Data rows:
****************
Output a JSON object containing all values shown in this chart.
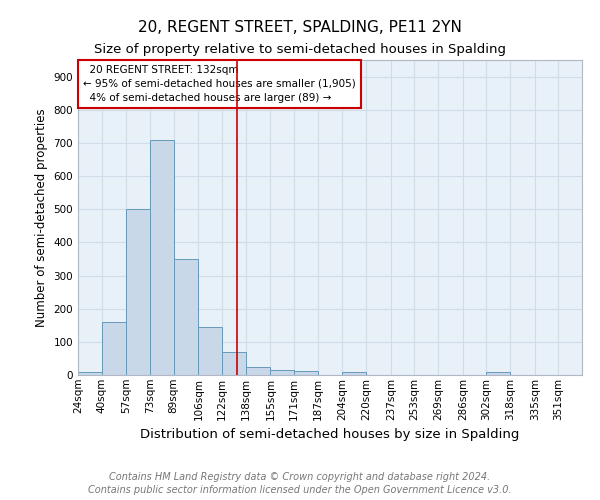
{
  "title": "20, REGENT STREET, SPALDING, PE11 2YN",
  "subtitle": "Size of property relative to semi-detached houses in Spalding",
  "xlabel": "Distribution of semi-detached houses by size in Spalding",
  "ylabel": "Number of semi-detached properties",
  "property_label": "20 REGENT STREET: 132sqm",
  "pct_smaller": 95,
  "count_smaller": "1,905",
  "pct_larger": 4,
  "count_larger": 89,
  "bin_labels": [
    "24sqm",
    "40sqm",
    "57sqm",
    "73sqm",
    "89sqm",
    "106sqm",
    "122sqm",
    "138sqm",
    "155sqm",
    "171sqm",
    "187sqm",
    "204sqm",
    "220sqm",
    "237sqm",
    "253sqm",
    "269sqm",
    "286sqm",
    "302sqm",
    "318sqm",
    "335sqm",
    "351sqm"
  ],
  "bin_edges": [
    24,
    40,
    57,
    73,
    89,
    106,
    122,
    138,
    155,
    171,
    187,
    204,
    220,
    237,
    253,
    269,
    286,
    302,
    318,
    335,
    351,
    367
  ],
  "bar_heights": [
    10,
    160,
    500,
    710,
    350,
    145,
    68,
    25,
    15,
    12,
    0,
    8,
    0,
    0,
    0,
    0,
    0,
    8,
    0,
    0,
    0
  ],
  "bar_color": "#c8d8e8",
  "bar_edge_color": "#6699bb",
  "vline_x": 132,
  "vline_color": "#cc0000",
  "ylim": [
    0,
    950
  ],
  "yticks": [
    0,
    100,
    200,
    300,
    400,
    500,
    600,
    700,
    800,
    900
  ],
  "grid_color": "#d0dce8",
  "bg_color": "#e8f0f8",
  "box_edge_color": "#cc0000",
  "footer_line1": "Contains HM Land Registry data © Crown copyright and database right 2024.",
  "footer_line2": "Contains public sector information licensed under the Open Government Licence v3.0.",
  "title_fontsize": 11,
  "subtitle_fontsize": 9.5,
  "xlabel_fontsize": 9.5,
  "ylabel_fontsize": 8.5,
  "footer_fontsize": 7,
  "tick_fontsize": 7.5,
  "annot_fontsize": 7.5
}
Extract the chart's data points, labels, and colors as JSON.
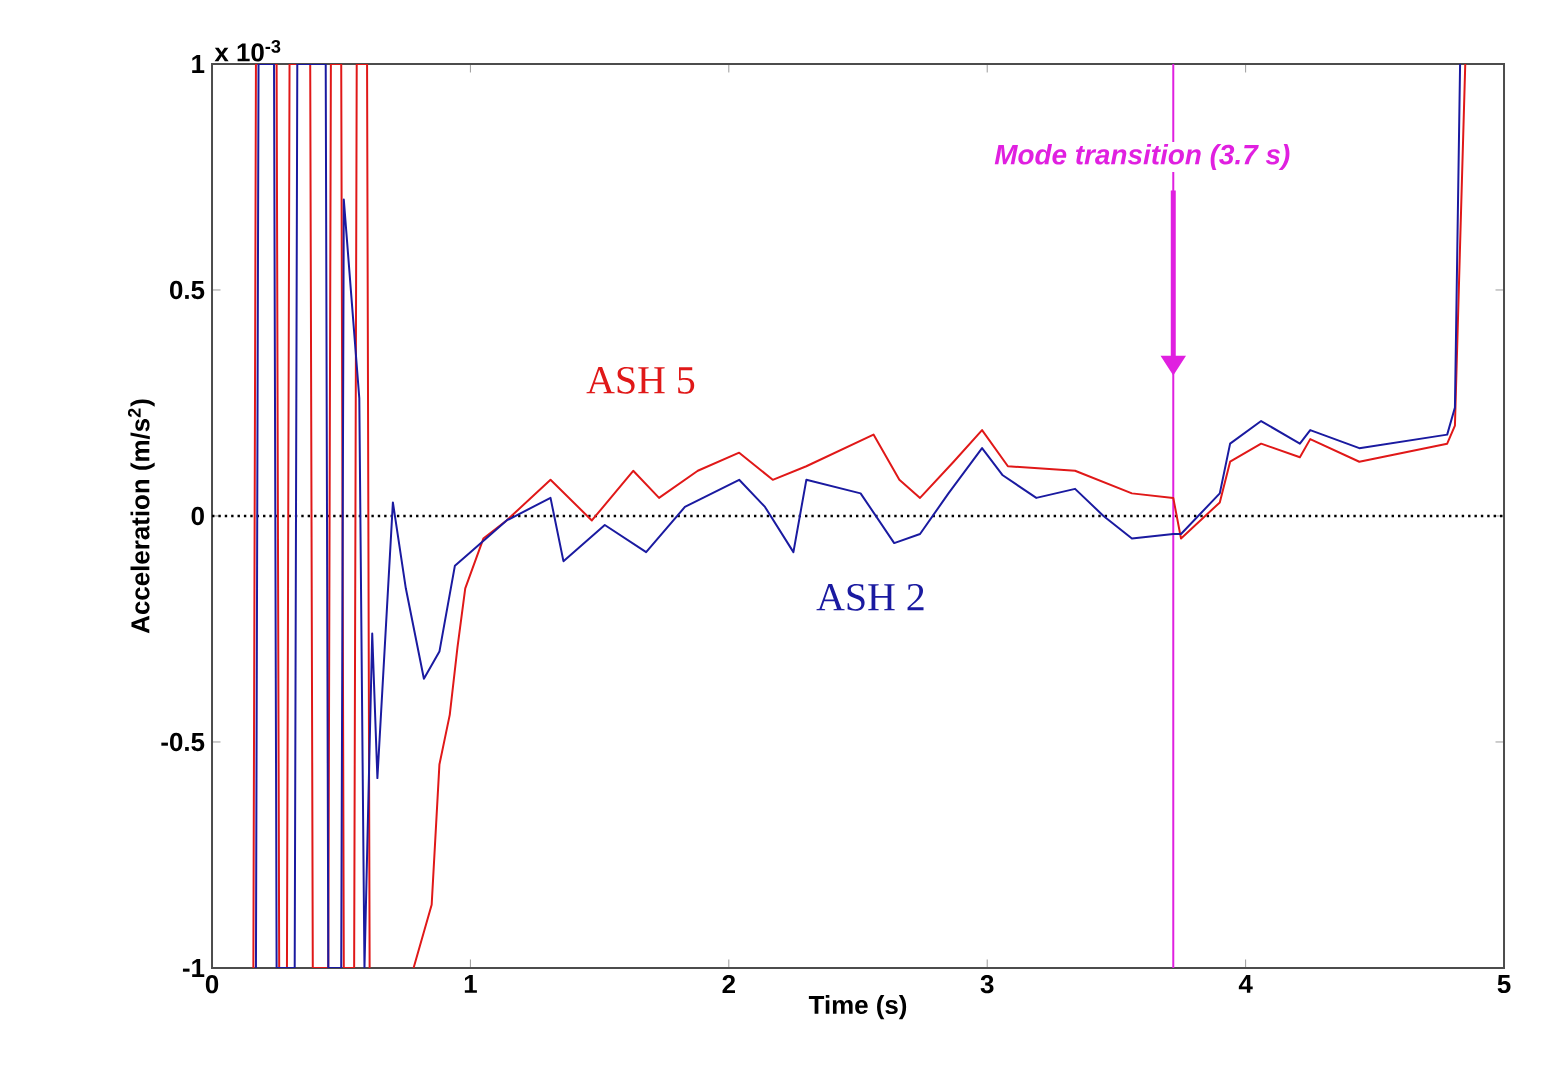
{
  "chart_data": {
    "type": "line",
    "xlabel": "Time (s)",
    "ylabel": "Acceleration (m/s$^{2}$)",
    "annotations": [
      "x 10$^{-3}$"
    ],
    "xlim": [
      0,
      5
    ],
    "ylim": [
      -1,
      1
    ],
    "xticks": [
      0,
      1,
      2,
      3,
      4,
      5
    ],
    "yticks": [
      -1,
      -0.5,
      0,
      0.5,
      1
    ],
    "ref_lines": [
      {
        "axis": "y",
        "value": 0,
        "color": "#000000",
        "line_style": "dotted"
      },
      {
        "axis": "x",
        "value": 3.72,
        "label": "Mode transition (3.7 s)",
        "color": "#e020e0"
      }
    ],
    "series": [
      {
        "name": "ASH 5",
        "color": "#e01818",
        "x": [
          0.16,
          0.17,
          0.25,
          0.26,
          0.29,
          0.3,
          0.38,
          0.39,
          0.45,
          0.46,
          0.5,
          0.51,
          0.55,
          0.56,
          0.6,
          0.61,
          0.62,
          0.78,
          0.85,
          0.88,
          0.92,
          0.95,
          0.98,
          1.05,
          1.14,
          1.31,
          1.47,
          1.63,
          1.73,
          1.88,
          2.04,
          2.17,
          2.3,
          2.56,
          2.66,
          2.74,
          2.87,
          2.98,
          3.08,
          3.34,
          3.56,
          3.72,
          3.75,
          3.9,
          3.94,
          4.06,
          4.21,
          4.25,
          4.44,
          4.78,
          4.81,
          4.85
        ],
        "values": [
          -1,
          1,
          1,
          -1,
          -1,
          1,
          1,
          -1,
          -1,
          1,
          1,
          -1,
          -1,
          1,
          1,
          -1,
          null,
          -1,
          -0.86,
          -0.55,
          -0.44,
          -0.29,
          -0.16,
          -0.05,
          -0.01,
          0.08,
          -0.01,
          0.1,
          0.04,
          0.1,
          0.14,
          0.08,
          0.11,
          0.18,
          0.08,
          0.04,
          0.12,
          0.19,
          0.11,
          0.1,
          0.05,
          0.04,
          -0.05,
          0.03,
          0.12,
          0.16,
          0.13,
          0.17,
          0.12,
          0.16,
          0.2,
          1
        ]
      },
      {
        "name": "ASH 2",
        "color": "#1a1aa0",
        "x": [
          0.17,
          0.18,
          0.24,
          0.25,
          0.32,
          0.33,
          0.44,
          0.45,
          0.5,
          0.51,
          0.57,
          0.59,
          0.62,
          0.64,
          0.7,
          0.75,
          0.82,
          0.88,
          0.94,
          1.0,
          1.14,
          1.31,
          1.36,
          1.52,
          1.68,
          1.83,
          2.04,
          2.14,
          2.25,
          2.3,
          2.51,
          2.64,
          2.74,
          2.85,
          2.98,
          3.06,
          3.19,
          3.34,
          3.45,
          3.56,
          3.72,
          3.75,
          3.9,
          3.94,
          4.06,
          4.21,
          4.25,
          4.44,
          4.78,
          4.81,
          4.83
        ],
        "values": [
          -1,
          1,
          1,
          -1,
          -1,
          1,
          1,
          -1,
          -1,
          0.7,
          0.26,
          -1,
          -0.26,
          -0.58,
          0.03,
          -0.16,
          -0.36,
          -0.3,
          -0.11,
          -0.08,
          -0.01,
          0.04,
          -0.1,
          -0.02,
          -0.08,
          0.02,
          0.08,
          0.02,
          -0.08,
          0.08,
          0.05,
          -0.06,
          -0.04,
          0.05,
          0.15,
          0.09,
          0.04,
          0.06,
          0.0,
          -0.05,
          -0.04,
          -0.04,
          0.05,
          0.16,
          0.21,
          0.16,
          0.19,
          0.15,
          0.18,
          0.24,
          1
        ]
      }
    ]
  }
}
****************
Exercise brief: Will you restate every entry word for word and omit the images?

Result:
Output a JSON object containing all values shown in this chart.
{
  "title": "20, REGENT STREET, SPALDING, PE11 2YN",
  "subtitle": "Size of property relative to semi-detached houses in Spalding",
  "xlabel": "Distribution of semi-detached houses by size in Spalding",
  "ylabel": "Number of semi-detached properties",
  "property_label": "20 REGENT STREET: 132sqm",
  "pct_smaller": 95,
  "count_smaller": "1,905",
  "pct_larger": 4,
  "count_larger": 89,
  "bin_labels": [
    "24sqm",
    "40sqm",
    "57sqm",
    "73sqm",
    "89sqm",
    "106sqm",
    "122sqm",
    "138sqm",
    "155sqm",
    "171sqm",
    "187sqm",
    "204sqm",
    "220sqm",
    "237sqm",
    "253sqm",
    "269sqm",
    "286sqm",
    "302sqm",
    "318sqm",
    "335sqm",
    "351sqm"
  ],
  "bin_edges": [
    24,
    40,
    57,
    73,
    89,
    106,
    122,
    138,
    155,
    171,
    187,
    204,
    220,
    237,
    253,
    269,
    286,
    302,
    318,
    335,
    351,
    367
  ],
  "bar_heights": [
    10,
    160,
    500,
    710,
    350,
    145,
    68,
    25,
    15,
    12,
    0,
    8,
    0,
    0,
    0,
    0,
    0,
    8,
    0,
    0,
    0
  ],
  "bar_color": "#c8d8e8",
  "bar_edge_color": "#6699bb",
  "vline_x": 132,
  "vline_color": "#cc0000",
  "ylim": [
    0,
    950
  ],
  "yticks": [
    0,
    100,
    200,
    300,
    400,
    500,
    600,
    700,
    800,
    900
  ],
  "grid_color": "#d0dce8",
  "bg_color": "#e8f0f8",
  "box_edge_color": "#cc0000",
  "footer_line1": "Contains HM Land Registry data © Crown copyright and database right 2024.",
  "footer_line2": "Contains public sector information licensed under the Open Government Licence v3.0.",
  "title_fontsize": 11,
  "subtitle_fontsize": 9.5,
  "xlabel_fontsize": 9.5,
  "ylabel_fontsize": 8.5,
  "footer_fontsize": 7,
  "tick_fontsize": 7.5,
  "annot_fontsize": 7.5
}
Extract the chart's data points, labels, and colors as JSON.
{
  "chart_data": {
    "type": "line",
    "xlabel": "Time (s)",
    "ylabel": "Acceleration (m/s$^{2}$)",
    "annotations": [
      "x 10$^{-3}$"
    ],
    "xlim": [
      0,
      5
    ],
    "ylim": [
      -1,
      1
    ],
    "xticks": [
      0,
      1,
      2,
      3,
      4,
      5
    ],
    "yticks": [
      -1,
      -0.5,
      0,
      0.5,
      1
    ],
    "ref_lines": [
      {
        "axis": "y",
        "value": 0,
        "color": "#000000",
        "line_style": "dotted"
      },
      {
        "axis": "x",
        "value": 3.72,
        "label": "Mode transition (3.7 s)",
        "color": "#e020e0"
      }
    ],
    "series": [
      {
        "name": "ASH 5",
        "color": "#e01818",
        "x": [
          0.16,
          0.17,
          0.25,
          0.26,
          0.29,
          0.3,
          0.38,
          0.39,
          0.45,
          0.46,
          0.5,
          0.51,
          0.55,
          0.56,
          0.6,
          0.61,
          0.62,
          0.78,
          0.85,
          0.88,
          0.92,
          0.95,
          0.98,
          1.05,
          1.14,
          1.31,
          1.47,
          1.63,
          1.73,
          1.88,
          2.04,
          2.17,
          2.3,
          2.56,
          2.66,
          2.74,
          2.87,
          2.98,
          3.08,
          3.34,
          3.56,
          3.72,
          3.75,
          3.9,
          3.94,
          4.06,
          4.21,
          4.25,
          4.44,
          4.78,
          4.81,
          4.85
        ],
        "values": [
          -1,
          1,
          1,
          -1,
          -1,
          1,
          1,
          -1,
          -1,
          1,
          1,
          -1,
          -1,
          1,
          1,
          -1,
          null,
          -1,
          -0.86,
          -0.55,
          -0.44,
          -0.29,
          -0.16,
          -0.05,
          -0.01,
          0.08,
          -0.01,
          0.1,
          0.04,
          0.1,
          0.14,
          0.08,
          0.11,
          0.18,
          0.08,
          0.04,
          0.12,
          0.19,
          0.11,
          0.1,
          0.05,
          0.04,
          -0.05,
          0.03,
          0.12,
          0.16,
          0.13,
          0.17,
          0.12,
          0.16,
          0.2,
          1
        ]
      },
      {
        "name": "ASH 2",
        "color": "#1a1aa0",
        "x": [
          0.17,
          0.18,
          0.24,
          0.25,
          0.32,
          0.33,
          0.44,
          0.45,
          0.5,
          0.51,
          0.57,
          0.59,
          0.62,
          0.64,
          0.7,
          0.75,
          0.82,
          0.88,
          0.94,
          1.0,
          1.14,
          1.31,
          1.36,
          1.52,
          1.68,
          1.83,
          2.04,
          2.14,
          2.25,
          2.3,
          2.51,
          2.64,
          2.74,
          2.85,
          2.98,
          3.06,
          3.19,
          3.34,
          3.45,
          3.56,
          3.72,
          3.75,
          3.9,
          3.94,
          4.06,
          4.21,
          4.25,
          4.44,
          4.78,
          4.81,
          4.83
        ],
        "values": [
          -1,
          1,
          1,
          -1,
          -1,
          1,
          1,
          -1,
          -1,
          0.7,
          0.26,
          -1,
          -0.26,
          -0.58,
          0.03,
          -0.16,
          -0.36,
          -0.3,
          -0.11,
          -0.08,
          -0.01,
          0.04,
          -0.1,
          -0.02,
          -0.08,
          0.02,
          0.08,
          0.02,
          -0.08,
          0.08,
          0.05,
          -0.06,
          -0.04,
          0.05,
          0.15,
          0.09,
          0.04,
          0.06,
          0.0,
          -0.05,
          -0.04,
          -0.04,
          0.05,
          0.16,
          0.21,
          0.16,
          0.19,
          0.15,
          0.18,
          0.24,
          1
        ]
      }
    ]
  }
}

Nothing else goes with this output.